LAVORO DA SVOLGERE >>
A – Rispondi alle domande seguenti usando il testo sui regali di Natale:
(i) Che lezione, fatta il giorno prima, potrebbe spiegare la tranquillità di chi scrive?
(ii) In che percentuale di casi fare i regali di Natale si rivela un'esperienza da incubo?
(iii) Che film viene indicato come classico di Natale da guardare in famiglia?
B – Prosegui il testo sui regali di Natale a partire dall'ultima frase riportata.

TESTO DA LEGGERE >>
========

Sono piacevolmente colpita dalla mia serafica tranquillità odierna, un dolce fare niente culla i mie pensieri, sarà l’effetto benefico della lezione di yoga fatta ieri, del profumo d’amore che inonda la mia casa, del sorriso del mio cagnolino, del ‘menefotto’ urlato nei giorni passati a tutti i problemi e le lagne della gente che nella vita ha scelto la professione di rompicazzo specialist.

Che figata imparare ad avere un atteggiamento distaccato nei confronti di quelle cose/persone che fino a qualche tempo prima mettevano in discussione il tuo quieto vivere. Una liberazione!

Anche perché, parliamone, la maggior parte delle persone che ti genera fastidiosi urti e spasmi gastrointestinali, davvero se ne fotte di te. Non c’è quando hai bisogno di aiuto, quando non sai come fare, quando basterebbe solo una chiamata o un sms per chiederti se va tutto bene. E no, quelli ci sono solo quando hanno bisogno, quando devono mettere in discussione qualcosa che ha tediato la loro sensibilità, miracolosamente manifestata nel momento in cui nessuno, tranne te, può supportarli. E tu ci sei, ingoi i rospi e ci stai male se per qualche ragione non sei stato presente come dovevi. Poi, però, la magica epifania, così come si era palesata, scompare. E tu sei lì che, boh…Ma va bene così.

Comunque, bando alle riflessioni sugli opportunismi che reggono le relazioni interpersonali, parliamo dei regali di Natale. E’ doveroso farlo quando mancano solo un paio di settimane allo scambio dei doni. Fare i regali di Natale dovrebbe essere qualcosa di piacevole, un’esperienza che ti riempie di gioia, quella di riuscire a scovare l’idea giusta per la persona giusta.

Tuttavia, nel 70% dei casi si rivela un’esperienza da incubo, vissuta last minute, con il terrore di sbagliare, di spendere troppo per chi già immagini ti regalerà- se ti va di culo- lo scovolino per il cesso, di ansia da regalo duplicato e di resse nei centri commerciali.

Ma anche questo ci sta. E’ un classico di Natale, come “La vita è una cosa meravigliosa” da guardare in famiglia morsicando il Bauli Ciocosoffice o rosicchiando quintali di frutta secca che si spalmeranno goduriosi sulle tue chiappe e resteranno lì, a godere della tua rinata pinguetudine o pinguedine che dir si voglia, fino al momento in cui ti accorgerai che devi rimediare per la prova costume.

========

(Elenco dei dati)
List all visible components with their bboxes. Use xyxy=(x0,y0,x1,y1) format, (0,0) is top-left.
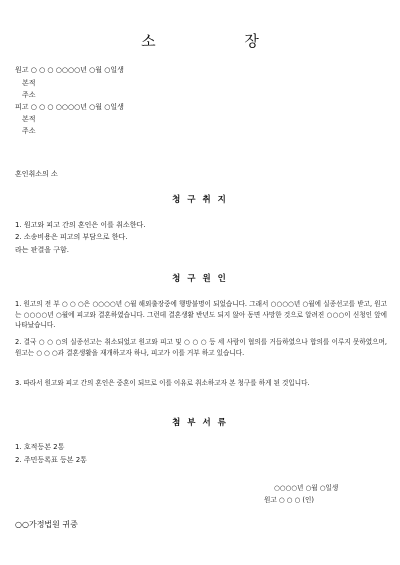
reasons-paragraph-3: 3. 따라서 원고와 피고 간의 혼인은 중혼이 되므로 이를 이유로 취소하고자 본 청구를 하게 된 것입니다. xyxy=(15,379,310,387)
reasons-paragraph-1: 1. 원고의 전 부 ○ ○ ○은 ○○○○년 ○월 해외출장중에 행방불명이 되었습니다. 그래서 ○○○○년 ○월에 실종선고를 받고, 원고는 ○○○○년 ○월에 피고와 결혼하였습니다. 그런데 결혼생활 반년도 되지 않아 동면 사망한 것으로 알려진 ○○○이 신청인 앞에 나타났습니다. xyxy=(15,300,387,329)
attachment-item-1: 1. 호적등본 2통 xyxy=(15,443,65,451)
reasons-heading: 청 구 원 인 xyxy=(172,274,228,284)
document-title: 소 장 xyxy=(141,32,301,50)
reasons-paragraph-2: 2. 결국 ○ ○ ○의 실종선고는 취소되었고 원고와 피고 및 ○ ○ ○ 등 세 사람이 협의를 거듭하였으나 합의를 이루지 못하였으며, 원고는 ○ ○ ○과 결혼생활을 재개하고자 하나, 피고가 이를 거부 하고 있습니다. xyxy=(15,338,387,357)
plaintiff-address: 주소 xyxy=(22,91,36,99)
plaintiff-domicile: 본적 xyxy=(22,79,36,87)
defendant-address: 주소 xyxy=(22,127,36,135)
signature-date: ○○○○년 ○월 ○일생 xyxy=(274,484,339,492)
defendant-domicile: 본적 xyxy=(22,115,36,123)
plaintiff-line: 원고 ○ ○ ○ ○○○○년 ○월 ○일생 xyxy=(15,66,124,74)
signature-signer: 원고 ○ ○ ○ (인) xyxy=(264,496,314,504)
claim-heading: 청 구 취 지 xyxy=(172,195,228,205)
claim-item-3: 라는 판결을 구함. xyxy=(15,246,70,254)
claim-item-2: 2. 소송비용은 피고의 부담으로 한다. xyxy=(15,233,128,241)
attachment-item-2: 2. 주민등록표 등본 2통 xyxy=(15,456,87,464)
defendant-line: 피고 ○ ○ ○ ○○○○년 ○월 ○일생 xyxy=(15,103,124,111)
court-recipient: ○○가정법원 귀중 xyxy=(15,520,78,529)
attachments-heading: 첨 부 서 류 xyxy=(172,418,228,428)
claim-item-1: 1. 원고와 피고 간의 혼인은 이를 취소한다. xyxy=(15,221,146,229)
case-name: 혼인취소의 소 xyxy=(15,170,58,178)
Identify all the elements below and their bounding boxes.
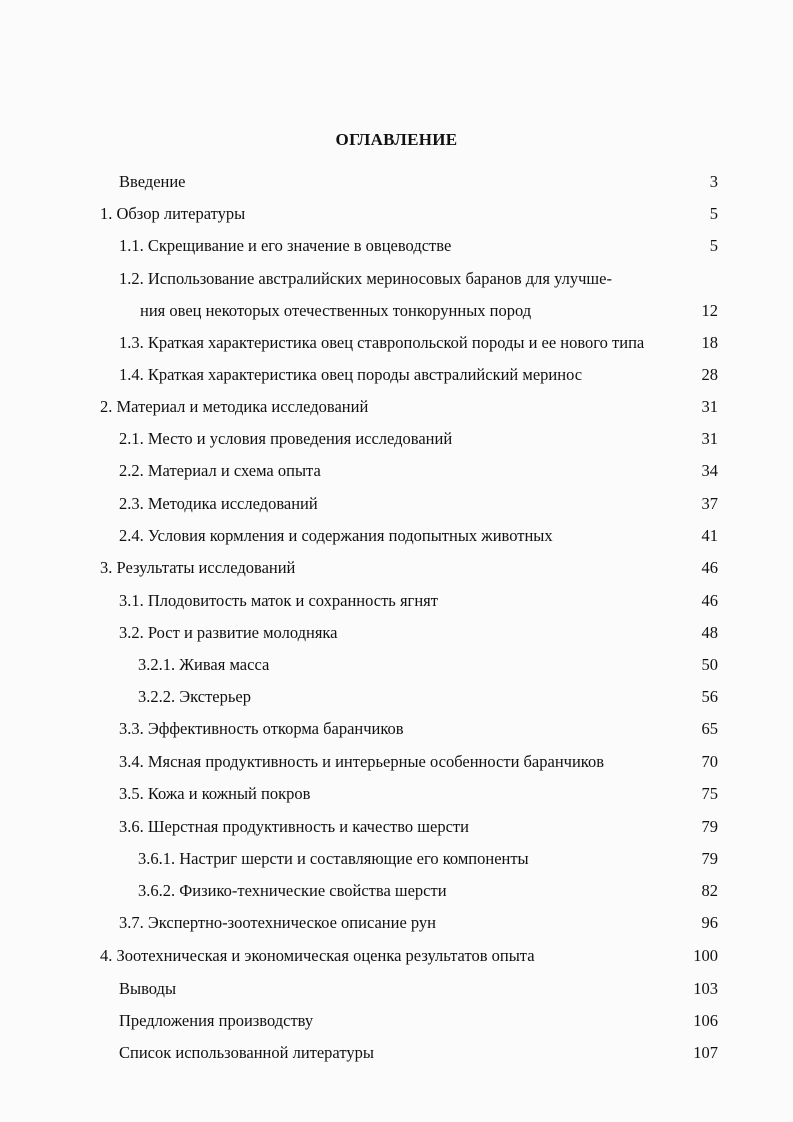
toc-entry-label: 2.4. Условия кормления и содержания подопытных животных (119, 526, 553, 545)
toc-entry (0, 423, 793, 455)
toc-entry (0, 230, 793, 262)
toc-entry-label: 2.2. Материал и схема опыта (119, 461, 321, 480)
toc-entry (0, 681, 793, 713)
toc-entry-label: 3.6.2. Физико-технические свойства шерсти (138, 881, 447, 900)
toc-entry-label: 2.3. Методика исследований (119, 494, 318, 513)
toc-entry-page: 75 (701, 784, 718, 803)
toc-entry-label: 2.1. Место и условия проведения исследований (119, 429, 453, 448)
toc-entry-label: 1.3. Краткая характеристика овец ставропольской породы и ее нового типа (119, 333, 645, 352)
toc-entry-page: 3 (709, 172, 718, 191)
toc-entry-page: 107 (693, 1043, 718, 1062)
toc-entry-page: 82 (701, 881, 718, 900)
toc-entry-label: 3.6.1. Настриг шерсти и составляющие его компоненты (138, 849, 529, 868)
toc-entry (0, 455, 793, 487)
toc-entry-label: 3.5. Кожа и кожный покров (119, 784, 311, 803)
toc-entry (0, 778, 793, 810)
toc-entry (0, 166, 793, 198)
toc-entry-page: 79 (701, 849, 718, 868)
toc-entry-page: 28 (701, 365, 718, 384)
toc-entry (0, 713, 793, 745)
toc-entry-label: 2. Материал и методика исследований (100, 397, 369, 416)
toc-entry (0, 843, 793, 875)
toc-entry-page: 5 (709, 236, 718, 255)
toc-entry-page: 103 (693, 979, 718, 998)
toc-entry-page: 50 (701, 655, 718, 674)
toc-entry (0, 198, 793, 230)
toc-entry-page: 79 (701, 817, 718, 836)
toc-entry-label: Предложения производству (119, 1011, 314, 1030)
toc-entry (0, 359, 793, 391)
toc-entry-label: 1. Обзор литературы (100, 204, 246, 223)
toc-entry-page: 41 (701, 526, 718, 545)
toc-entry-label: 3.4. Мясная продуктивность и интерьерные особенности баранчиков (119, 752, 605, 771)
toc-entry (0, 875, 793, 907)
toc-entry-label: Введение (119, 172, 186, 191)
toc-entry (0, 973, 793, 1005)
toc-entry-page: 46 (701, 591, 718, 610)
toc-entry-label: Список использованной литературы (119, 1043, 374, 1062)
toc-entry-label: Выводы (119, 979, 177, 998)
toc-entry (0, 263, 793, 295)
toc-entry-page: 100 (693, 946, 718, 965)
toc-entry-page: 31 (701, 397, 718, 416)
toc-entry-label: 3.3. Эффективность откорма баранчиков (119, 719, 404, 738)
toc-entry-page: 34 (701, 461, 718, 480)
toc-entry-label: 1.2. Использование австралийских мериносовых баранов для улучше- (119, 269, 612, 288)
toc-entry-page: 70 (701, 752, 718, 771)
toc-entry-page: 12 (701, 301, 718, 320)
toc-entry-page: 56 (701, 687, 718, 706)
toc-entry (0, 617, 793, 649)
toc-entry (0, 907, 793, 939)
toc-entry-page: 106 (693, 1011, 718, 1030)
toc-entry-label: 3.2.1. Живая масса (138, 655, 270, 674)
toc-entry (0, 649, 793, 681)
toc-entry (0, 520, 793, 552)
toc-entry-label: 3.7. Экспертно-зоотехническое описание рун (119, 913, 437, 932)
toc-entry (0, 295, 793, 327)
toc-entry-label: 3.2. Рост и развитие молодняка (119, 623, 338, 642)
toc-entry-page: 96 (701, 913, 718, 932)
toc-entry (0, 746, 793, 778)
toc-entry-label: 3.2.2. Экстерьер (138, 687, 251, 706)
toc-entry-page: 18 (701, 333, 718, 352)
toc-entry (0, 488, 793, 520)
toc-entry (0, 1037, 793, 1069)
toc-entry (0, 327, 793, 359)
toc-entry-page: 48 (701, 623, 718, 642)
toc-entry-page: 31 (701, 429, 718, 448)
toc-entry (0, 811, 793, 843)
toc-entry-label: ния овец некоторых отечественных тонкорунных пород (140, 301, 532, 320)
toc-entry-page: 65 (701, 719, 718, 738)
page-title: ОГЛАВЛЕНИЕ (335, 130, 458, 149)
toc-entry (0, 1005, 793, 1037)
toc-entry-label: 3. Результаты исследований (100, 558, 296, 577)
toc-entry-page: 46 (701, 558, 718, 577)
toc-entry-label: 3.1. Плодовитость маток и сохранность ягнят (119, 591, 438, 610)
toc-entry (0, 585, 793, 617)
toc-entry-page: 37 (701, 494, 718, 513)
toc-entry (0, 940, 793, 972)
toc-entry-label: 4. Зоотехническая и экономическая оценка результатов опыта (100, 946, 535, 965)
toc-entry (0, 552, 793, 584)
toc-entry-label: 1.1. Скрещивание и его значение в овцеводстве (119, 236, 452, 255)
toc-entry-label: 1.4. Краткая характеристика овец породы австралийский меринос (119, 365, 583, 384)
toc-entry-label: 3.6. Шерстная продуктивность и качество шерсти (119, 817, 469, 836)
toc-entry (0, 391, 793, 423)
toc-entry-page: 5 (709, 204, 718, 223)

========

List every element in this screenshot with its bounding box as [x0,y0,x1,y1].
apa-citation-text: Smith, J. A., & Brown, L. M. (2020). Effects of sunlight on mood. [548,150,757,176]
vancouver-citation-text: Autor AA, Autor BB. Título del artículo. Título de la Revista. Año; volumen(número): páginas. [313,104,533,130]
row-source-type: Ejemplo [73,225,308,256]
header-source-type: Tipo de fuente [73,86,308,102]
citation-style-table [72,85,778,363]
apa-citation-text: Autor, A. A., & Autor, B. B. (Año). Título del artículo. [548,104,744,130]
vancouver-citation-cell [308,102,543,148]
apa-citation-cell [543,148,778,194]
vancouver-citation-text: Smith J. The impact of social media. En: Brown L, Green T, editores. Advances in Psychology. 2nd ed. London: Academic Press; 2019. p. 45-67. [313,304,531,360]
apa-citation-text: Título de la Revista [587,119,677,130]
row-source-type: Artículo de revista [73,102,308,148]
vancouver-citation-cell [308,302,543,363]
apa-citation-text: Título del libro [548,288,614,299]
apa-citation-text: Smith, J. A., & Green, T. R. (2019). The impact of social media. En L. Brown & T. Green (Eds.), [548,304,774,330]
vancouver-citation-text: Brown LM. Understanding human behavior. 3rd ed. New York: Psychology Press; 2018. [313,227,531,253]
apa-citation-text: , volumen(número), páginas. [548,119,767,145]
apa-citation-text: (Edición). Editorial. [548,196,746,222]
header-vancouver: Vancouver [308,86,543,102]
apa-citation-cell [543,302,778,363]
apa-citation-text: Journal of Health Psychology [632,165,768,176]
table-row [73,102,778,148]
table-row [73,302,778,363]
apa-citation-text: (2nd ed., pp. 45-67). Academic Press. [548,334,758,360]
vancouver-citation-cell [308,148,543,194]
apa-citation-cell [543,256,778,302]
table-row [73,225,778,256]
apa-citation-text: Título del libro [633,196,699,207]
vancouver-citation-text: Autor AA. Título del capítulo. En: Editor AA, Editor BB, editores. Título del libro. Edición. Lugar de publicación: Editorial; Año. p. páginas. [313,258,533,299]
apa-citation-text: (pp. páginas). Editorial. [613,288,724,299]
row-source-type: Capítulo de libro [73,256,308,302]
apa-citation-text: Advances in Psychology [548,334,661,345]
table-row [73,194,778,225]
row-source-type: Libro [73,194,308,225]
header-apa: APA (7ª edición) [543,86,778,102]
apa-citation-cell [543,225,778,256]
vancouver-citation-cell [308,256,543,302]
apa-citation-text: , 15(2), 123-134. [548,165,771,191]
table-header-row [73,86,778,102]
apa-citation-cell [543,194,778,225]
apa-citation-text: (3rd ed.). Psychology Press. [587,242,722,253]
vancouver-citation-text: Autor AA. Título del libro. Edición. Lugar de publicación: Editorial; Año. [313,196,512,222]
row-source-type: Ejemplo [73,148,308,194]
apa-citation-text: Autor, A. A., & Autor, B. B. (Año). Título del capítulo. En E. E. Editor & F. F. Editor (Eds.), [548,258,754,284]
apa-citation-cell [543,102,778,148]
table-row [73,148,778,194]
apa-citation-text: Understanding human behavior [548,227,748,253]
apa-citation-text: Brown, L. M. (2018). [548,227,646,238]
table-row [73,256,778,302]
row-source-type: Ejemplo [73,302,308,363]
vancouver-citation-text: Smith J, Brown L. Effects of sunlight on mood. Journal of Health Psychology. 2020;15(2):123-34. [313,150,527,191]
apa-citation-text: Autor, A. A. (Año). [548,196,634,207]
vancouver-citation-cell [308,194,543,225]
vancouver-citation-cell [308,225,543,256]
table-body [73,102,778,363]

========

SOLUZIONI DEGLI ESERCIZI >>
A –
(i) Una lezione di yoga.
(ii) Nel 70% dei casi.
(iii) «La vita è una cosa meravigliosa».

B –
Già perché in questo cavolo di periodo non si fa altro che ingozzarsi come dei maiali. Ogni scusa è buona: fa freddo, lo faccio ora perché ci sono le feste poi mi metto a dieta, non posso rifiutare per non offendere nessuno e chi più ne ha più ne metta!

Visto che ci sono, anche se non c’entra nulla – a me il signor Pindaro mi fa un baffo-  ne approfitto per lasciare un messaggio al mio amico Babbo Natale.

Caro Babbo Natale,
sai bene che non ho mai creduto fino in fondo alla tua esistenza da bambina, anche perché avevo perfettamente adocchiato il nascondiglio che utilizzava mia madre per imboscare i regali e sapevo bene che quello non era il tuo magazzino…. Comunque sia, voglio darti una seconda possibilità e, se mi leggi, ricordati che voglio andare quanto prima a New York, ho in sospeso un bel viaggetto in India e se possibile vorrei anche realizzare quella cosetta che sai con il socio.
Oh, oh, oh, grazie mille!!!

Va bene, credo che i miei neuroni in questo momento abbiano toccato l’apice del delirio, i pensieri iniziano ad accavallarsi come le cosce della Stone in Basic Instint.

Vado a dare una ripulita alla mia alcova del piacere, perché ragazzi il vero piacere è quello di spararsi una sonora russata avvolti dalle lenzuola profumate di bucato appena fatto, morbidosamente abbracciate da un caldo piumino.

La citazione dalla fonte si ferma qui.